[START Supplied information]

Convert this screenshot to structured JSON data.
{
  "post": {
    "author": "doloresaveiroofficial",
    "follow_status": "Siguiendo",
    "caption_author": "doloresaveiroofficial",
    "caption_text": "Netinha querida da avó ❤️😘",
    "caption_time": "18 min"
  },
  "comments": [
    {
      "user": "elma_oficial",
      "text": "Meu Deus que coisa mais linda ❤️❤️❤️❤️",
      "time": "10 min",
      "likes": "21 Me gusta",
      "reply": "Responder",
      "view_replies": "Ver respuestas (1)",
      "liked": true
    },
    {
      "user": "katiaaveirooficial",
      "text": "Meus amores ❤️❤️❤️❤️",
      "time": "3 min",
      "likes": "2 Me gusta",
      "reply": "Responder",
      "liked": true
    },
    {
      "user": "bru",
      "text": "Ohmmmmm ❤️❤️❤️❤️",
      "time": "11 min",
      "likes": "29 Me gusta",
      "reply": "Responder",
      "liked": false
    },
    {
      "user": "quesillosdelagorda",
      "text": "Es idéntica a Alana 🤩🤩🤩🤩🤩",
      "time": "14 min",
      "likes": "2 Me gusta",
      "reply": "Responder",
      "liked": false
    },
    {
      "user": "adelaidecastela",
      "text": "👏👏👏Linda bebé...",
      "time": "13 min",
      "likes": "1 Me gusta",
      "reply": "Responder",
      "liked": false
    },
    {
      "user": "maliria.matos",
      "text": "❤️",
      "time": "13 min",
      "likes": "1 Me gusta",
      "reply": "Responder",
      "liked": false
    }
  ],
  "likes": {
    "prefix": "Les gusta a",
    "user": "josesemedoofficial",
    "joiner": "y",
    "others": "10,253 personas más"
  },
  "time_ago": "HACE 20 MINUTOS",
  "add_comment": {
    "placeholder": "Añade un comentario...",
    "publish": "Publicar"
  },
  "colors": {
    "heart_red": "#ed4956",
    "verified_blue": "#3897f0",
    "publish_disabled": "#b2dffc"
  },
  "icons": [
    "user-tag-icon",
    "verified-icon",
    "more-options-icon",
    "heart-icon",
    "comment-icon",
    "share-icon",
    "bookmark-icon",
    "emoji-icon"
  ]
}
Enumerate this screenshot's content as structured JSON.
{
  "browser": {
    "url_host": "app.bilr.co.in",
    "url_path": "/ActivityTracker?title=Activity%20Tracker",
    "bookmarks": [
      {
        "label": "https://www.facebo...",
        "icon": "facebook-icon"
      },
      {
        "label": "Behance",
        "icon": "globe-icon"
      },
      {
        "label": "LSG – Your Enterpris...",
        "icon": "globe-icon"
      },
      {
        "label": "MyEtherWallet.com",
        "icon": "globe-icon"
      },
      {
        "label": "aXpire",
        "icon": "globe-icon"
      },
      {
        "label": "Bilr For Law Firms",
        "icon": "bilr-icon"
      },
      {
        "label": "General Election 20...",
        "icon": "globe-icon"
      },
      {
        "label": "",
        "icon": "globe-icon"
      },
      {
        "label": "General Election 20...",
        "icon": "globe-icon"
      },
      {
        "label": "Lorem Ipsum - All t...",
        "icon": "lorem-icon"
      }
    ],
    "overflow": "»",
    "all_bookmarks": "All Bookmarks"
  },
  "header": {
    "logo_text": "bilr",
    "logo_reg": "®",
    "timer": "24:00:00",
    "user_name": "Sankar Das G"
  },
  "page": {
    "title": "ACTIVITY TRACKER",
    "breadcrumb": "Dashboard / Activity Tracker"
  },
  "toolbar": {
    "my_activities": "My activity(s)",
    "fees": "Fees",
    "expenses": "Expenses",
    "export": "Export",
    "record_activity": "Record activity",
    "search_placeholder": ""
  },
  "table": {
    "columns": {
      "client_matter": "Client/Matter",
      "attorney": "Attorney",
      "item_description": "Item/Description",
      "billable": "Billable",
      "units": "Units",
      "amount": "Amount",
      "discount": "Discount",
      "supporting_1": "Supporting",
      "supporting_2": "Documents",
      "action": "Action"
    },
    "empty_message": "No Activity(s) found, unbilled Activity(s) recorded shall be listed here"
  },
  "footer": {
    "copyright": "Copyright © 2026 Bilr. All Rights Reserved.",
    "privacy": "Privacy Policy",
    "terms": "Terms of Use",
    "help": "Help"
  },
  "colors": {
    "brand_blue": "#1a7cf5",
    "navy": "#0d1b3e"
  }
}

[END Supplied information]

→ **Problem**: Can you reproduce all the material exactly?

→ **Solved exercise**:
Convert this screenshot to structured JSON data.
{
  "post": {
    "author": "doloresaveiroofficial",
    "follow_status": "Siguiendo",
    "caption_author": "doloresaveiroofficial",
    "caption_text": "Netinha querida da avó ❤️😘",
    "caption_time": "18 min"
  },
  "comments": [
    {
      "user": "elma_oficial",
      "text": "Meu Deus que coisa mais linda ❤️❤️❤️❤️",
      "time": "10 min",
      "likes": "21 Me gusta",
      "reply": "Responder",
      "view_replies": "Ver respuestas (1)",
      "liked": true
    },
    {
      "user": "katiaaveirooficial",
      "text": "Meus amores ❤️❤️❤️❤️",
      "time": "3 min",
      "likes": "2 Me gusta",
      "reply": "Responder",
      "liked": true
    },
    {
      "user": "bru",
      "text": "Ohmmmmm ❤️❤️❤️❤️",
      "time": "11 min",
      "likes": "29 Me gusta",
      "reply": "Responder",
      "liked": false
    },
    {
      "user": "quesillosdelagorda",
      "text": "Es idéntica a Alana 🤩🤩🤩🤩🤩",
      "time": "14 min",
      "likes": "2 Me gusta",
      "reply": "Responder",
      "liked": false
    },
    {
      "user": "adelaidecastela",
      "text": "👏👏👏Linda bebé...",
      "time": "13 min",
      "likes": "1 Me gusta",
      "reply": "Responder",
      "liked": false
    },
    {
      "user": "maliria.matos",
      "text": "❤️",
      "time": "13 min",
      "likes": "1 Me gusta",
      "reply": "Responder",
      "liked": false
    }
  ],
  "likes": {
    "prefix": "Les gusta a",
    "user": "josesemedoofficial",
    "joiner": "y",
    "others": "10,253 personas más"
  },
  "time_ago": "HACE 20 MINUTOS",
  "add_comment": {
    "placeholder": "Añade un comentario...",
    "publish": "Publicar"
  },
  "colors": {
    "heart_red": "#ed4956",
    "verified_blue": "#3897f0",
    "publish_disabled": "#b2dffc"
  },
  "icons": [
    "user-tag-icon",
    "verified-icon",
    "more-options-icon",
    "heart-icon",
    "comment-icon",
    "share-icon",
    "bookmark-icon",
    "emoji-icon"
  ]
}
Enumerate this screenshot's content as structured JSON.
{
  "browser": {
    "url_host": "app.bilr.co.in",
    "url_path": "/ActivityTracker?title=Activity%20Tracker",
    "bookmarks": [
      {
        "label": "https://www.facebo...",
        "icon": "facebook-icon"
      },
      {
        "label": "Behance",
        "icon": "globe-icon"
      },
      {
        "label": "LSG – Your Enterpris...",
        "icon": "globe-icon"
      },
      {
        "label": "MyEtherWallet.com",
        "icon": "globe-icon"
      },
      {
        "label": "aXpire",
        "icon": "globe-icon"
      },
      {
        "label": "Bilr For Law Firms",
        "icon": "bilr-icon"
      },
      {
        "label": "General Election 20...",
        "icon": "globe-icon"
      },
      {
        "label": "",
        "icon": "globe-icon"
      },
      {
        "label": "General Election 20...",
        "icon": "globe-icon"
      },
      {
        "label": "Lorem Ipsum - All t...",
        "icon": "lorem-icon"
      }
    ],
    "overflow": "»",
    "all_bookmarks": "All Bookmarks"
  },
  "header": {
    "logo_text": "bilr",
    "logo_reg": "®",
    "timer": "24:00:00",
    "user_name": "Sankar Das G"
  },
  "page": {
    "title": "ACTIVITY TRACKER",
    "breadcrumb": "Dashboard / Activity Tracker"
  },
  "toolbar": {
    "my_activities": "My activity(s)",
    "fees": "Fees",
    "expenses": "Expenses",
    "export": "Export",
    "record_activity": "Record activity",
    "search_placeholder": ""
  },
  "table": {
    "columns": {
      "client_matter": "Client/Matter",
      "attorney": "Attorney",
      "item_description": "Item/Description",
      "billable": "Billable",
      "units": "Units",
      "amount": "Amount",
      "discount": "Discount",
      "supporting_1": "Supporting",
      "supporting_2": "Documents",
      "action": "Action"
    },
    "empty_message": "No Activity(s) found, unbilled Activity(s) recorded shall be listed here"
  },
  "footer": {
    "copyright": "Copyright © 2026 Bilr. All Rights Reserved.",
    "privacy": "Privacy Policy",
    "terms": "Terms of Use",
    "help": "Help"
  },
  "colors": {
    "brand_blue": "#1a7cf5",
    "navy": "#0d1b3e"
  }
}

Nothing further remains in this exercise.